PROBLEM STATEMENT. Print out the entries below with no edits.

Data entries
= = =
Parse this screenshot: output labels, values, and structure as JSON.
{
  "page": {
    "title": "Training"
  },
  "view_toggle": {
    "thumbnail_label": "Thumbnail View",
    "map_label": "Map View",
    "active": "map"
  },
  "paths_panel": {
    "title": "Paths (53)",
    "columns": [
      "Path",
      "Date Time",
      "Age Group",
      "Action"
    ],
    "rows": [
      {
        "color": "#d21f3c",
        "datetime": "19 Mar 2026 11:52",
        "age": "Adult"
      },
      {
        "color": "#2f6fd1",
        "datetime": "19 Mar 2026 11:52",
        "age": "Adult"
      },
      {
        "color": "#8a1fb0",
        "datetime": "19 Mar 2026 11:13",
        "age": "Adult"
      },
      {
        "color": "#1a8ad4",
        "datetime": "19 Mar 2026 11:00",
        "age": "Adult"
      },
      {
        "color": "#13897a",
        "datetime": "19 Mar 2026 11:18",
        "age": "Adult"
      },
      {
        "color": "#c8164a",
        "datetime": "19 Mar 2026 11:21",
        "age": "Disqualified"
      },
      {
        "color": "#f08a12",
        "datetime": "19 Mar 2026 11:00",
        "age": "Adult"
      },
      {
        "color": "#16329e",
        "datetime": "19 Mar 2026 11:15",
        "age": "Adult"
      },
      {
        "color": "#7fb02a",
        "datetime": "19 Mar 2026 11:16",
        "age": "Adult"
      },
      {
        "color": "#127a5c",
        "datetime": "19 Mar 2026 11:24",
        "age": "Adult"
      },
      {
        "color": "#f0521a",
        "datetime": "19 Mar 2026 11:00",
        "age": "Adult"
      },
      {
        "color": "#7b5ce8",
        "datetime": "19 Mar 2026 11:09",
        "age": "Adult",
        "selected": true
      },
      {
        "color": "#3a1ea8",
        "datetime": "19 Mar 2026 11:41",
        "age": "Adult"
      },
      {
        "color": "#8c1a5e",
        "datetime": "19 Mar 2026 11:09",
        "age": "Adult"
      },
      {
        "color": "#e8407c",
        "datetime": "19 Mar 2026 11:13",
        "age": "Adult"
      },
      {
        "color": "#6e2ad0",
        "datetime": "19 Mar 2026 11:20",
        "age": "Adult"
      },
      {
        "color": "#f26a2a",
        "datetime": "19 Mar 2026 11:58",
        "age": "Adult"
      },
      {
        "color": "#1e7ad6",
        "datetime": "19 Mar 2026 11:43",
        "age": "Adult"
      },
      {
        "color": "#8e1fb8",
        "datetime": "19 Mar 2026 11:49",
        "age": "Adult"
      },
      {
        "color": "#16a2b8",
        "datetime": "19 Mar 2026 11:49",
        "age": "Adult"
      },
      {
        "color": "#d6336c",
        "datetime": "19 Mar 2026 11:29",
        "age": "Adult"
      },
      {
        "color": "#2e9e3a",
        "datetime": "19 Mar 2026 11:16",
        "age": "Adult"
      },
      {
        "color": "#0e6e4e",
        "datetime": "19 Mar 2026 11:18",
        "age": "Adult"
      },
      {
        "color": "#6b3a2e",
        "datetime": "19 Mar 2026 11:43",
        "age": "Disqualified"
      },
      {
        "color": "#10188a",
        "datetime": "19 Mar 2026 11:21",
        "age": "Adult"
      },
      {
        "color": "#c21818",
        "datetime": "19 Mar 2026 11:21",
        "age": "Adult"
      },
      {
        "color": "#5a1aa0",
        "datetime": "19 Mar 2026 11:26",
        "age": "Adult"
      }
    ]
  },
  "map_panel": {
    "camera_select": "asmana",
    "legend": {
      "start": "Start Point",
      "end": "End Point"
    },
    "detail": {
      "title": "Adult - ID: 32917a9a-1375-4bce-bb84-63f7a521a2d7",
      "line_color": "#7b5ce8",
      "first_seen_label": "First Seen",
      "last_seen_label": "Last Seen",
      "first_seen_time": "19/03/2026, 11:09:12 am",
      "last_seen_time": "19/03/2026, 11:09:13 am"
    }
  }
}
= = =
RESULT BELOW.
Parse this screenshot: output labels, values, and structure as JSON.
{
  "page": {
    "title": "Training"
  },
  "view_toggle": {
    "thumbnail_label": "Thumbnail View",
    "map_label": "Map View",
    "active": "map"
  },
  "paths_panel": {
    "title": "Paths (53)",
    "columns": [
      "Path",
      "Date Time",
      "Age Group",
      "Action"
    ],
    "rows": [
      {
        "color": "#d21f3c",
        "datetime": "19 Mar 2026 11:52",
        "age": "Adult"
      },
      {
        "color": "#2f6fd1",
        "datetime": "19 Mar 2026 11:52",
        "age": "Adult"
      },
      {
        "color": "#8a1fb0",
        "datetime": "19 Mar 2026 11:13",
        "age": "Adult"
      },
      {
        "color": "#1a8ad4",
        "datetime": "19 Mar 2026 11:00",
        "age": "Adult"
      },
      {
        "color": "#13897a",
        "datetime": "19 Mar 2026 11:18",
        "age": "Adult"
      },
      {
        "color": "#c8164a",
        "datetime": "19 Mar 2026 11:21",
        "age": "Disqualified"
      },
      {
        "color": "#f08a12",
        "datetime": "19 Mar 2026 11:00",
        "age": "Adult"
      },
      {
        "color": "#16329e",
        "datetime": "19 Mar 2026 11:15",
        "age": "Adult"
      },
      {
        "color": "#7fb02a",
        "datetime": "19 Mar 2026 11:16",
        "age": "Adult"
      },
      {
        "color": "#127a5c",
        "datetime": "19 Mar 2026 11:24",
        "age": "Adult"
      },
      {
        "color": "#f0521a",
        "datetime": "19 Mar 2026 11:00",
        "age": "Adult"
      },
      {
        "color": "#7b5ce8",
        "datetime": "19 Mar 2026 11:09",
        "age": "Adult",
        "selected": true
      },
      {
        "color": "#3a1ea8",
        "datetime": "19 Mar 2026 11:41",
        "age": "Adult"
      },
      {
        "color": "#8c1a5e",
        "datetime": "19 Mar 2026 11:09",
        "age": "Adult"
      },
      {
        "color": "#e8407c",
        "datetime": "19 Mar 2026 11:13",
        "age": "Adult"
      },
      {
        "color": "#6e2ad0",
        "datetime": "19 Mar 2026 11:20",
        "age": "Adult"
      },
      {
        "color": "#f26a2a",
        "datetime": "19 Mar 2026 11:58",
        "age": "Adult"
      },
      {
        "color": "#1e7ad6",
        "datetime": "19 Mar 2026 11:43",
        "age": "Adult"
      },
      {
        "color": "#8e1fb8",
        "datetime": "19 Mar 2026 11:49",
        "age": "Adult"
      },
      {
        "color": "#16a2b8",
        "datetime": "19 Mar 2026 11:49",
        "age": "Adult"
      },
      {
        "color": "#d6336c",
        "datetime": "19 Mar 2026 11:29",
        "age": "Adult"
      },
      {
        "color": "#2e9e3a",
        "datetime": "19 Mar 2026 11:16",
        "age": "Adult"
      },
      {
        "color": "#0e6e4e",
        "datetime": "19 Mar 2026 11:18",
        "age": "Adult"
      },
      {
        "color": "#6b3a2e",
        "datetime": "19 Mar 2026 11:43",
        "age": "Disqualified"
      },
      {
        "color": "#10188a",
        "datetime": "19 Mar 2026 11:21",
        "age": "Adult"
      },
      {
        "color": "#c21818",
        "datetime": "19 Mar 2026 11:21",
        "age": "Adult"
      },
      {
        "color": "#5a1aa0",
        "datetime": "19 Mar 2026 11:26",
        "age": "Adult"
      }
    ]
  },
  "map_panel": {
    "camera_select": "asmana",
    "legend": {
      "start": "Start Point",
      "end": "End Point"
    },
    "detail": {
      "title": "Adult - ID: 32917a9a-1375-4bce-bb84-63f7a521a2d7",
      "line_color": "#7b5ce8",
      "first_seen_label": "First Seen",
      "last_seen_label": "Last Seen",
      "first_seen_time": "19/03/2026, 11:09:12 am",
      "last_seen_time": "19/03/2026, 11:09:13 am"
    }
  }
}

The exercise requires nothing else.